Search the data for the string "同比下降" and extract every line where it appears.

•••

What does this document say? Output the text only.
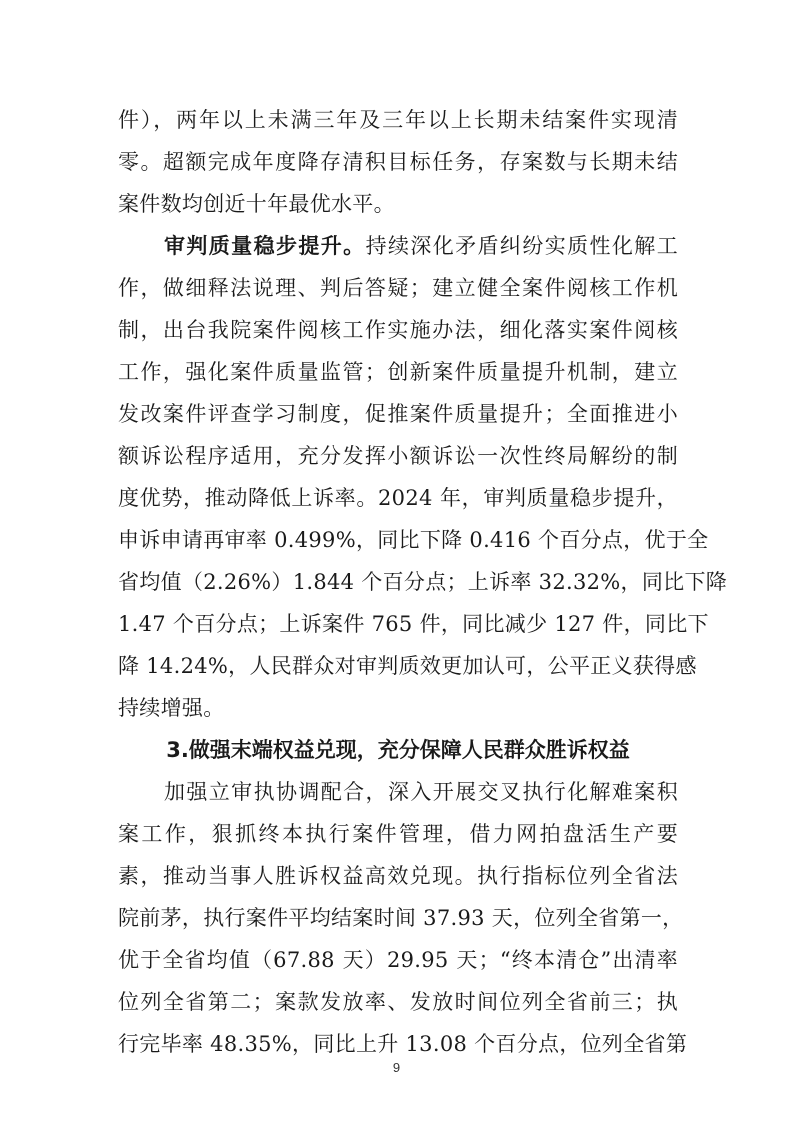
件），两年以上未满三年及三年以上长期未结案件实现清
零。超额完成年度降存清积目标任务，存案数与长期未结
案件数均创近十年最优水平。
审判质量稳步提升。持续深化矛盾纠纷实质性化解工
作，做细释法说理、判后答疑；建立健全案件阅核工作机
制，出台我院案件阅核工作实施办法，细化落实案件阅核
工作，强化案件质量监管；创新案件质量提升机制，建立
发改案件评查学习制度，促推案件质量提升；全面推进小
额诉讼程序适用，充分发挥小额诉讼一次性终局解纷的制
度优势，推动降低上诉率。2024 年，审判质量稳步提升，
申诉申请再审率 0.499%，同比下降 0.416 个百分点，优于全
省均值（2.26%）1.844 个百分点；上诉率 32.32%，同比下降
1.47 个百分点；上诉案件 765 件，同比减少 127 件，同比下
降 14.24%，人民群众对审判质效更加认可，公平正义获得感
持续增强。
3.做强末端权益兑现，充分保障人民群众胜诉权益
加强立审执协调配合，深入开展交叉执行化解难案积
案工作，狠抓终本执行案件管理，借力网拍盘活生产要
素，推动当事人胜诉权益高效兑现。执行指标位列全省法
院前茅，执行案件平均结案时间 37.93 天，位列全省第一，
优于全省均值（67.88 天）29.95 天；“终本清仓”出清率
位列全省第二；案款发放率、发放时间位列全省前三；执
行完毕率 48.35%，同比上升 13.08 个百分点，位列全省第
9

•••

Answer to this task:
申诉申请再审率 0.499%，同比下降 0.416 个百分点，优于全
省均值（2.26%）1.844 个百分点；上诉率 32.32%，同比下降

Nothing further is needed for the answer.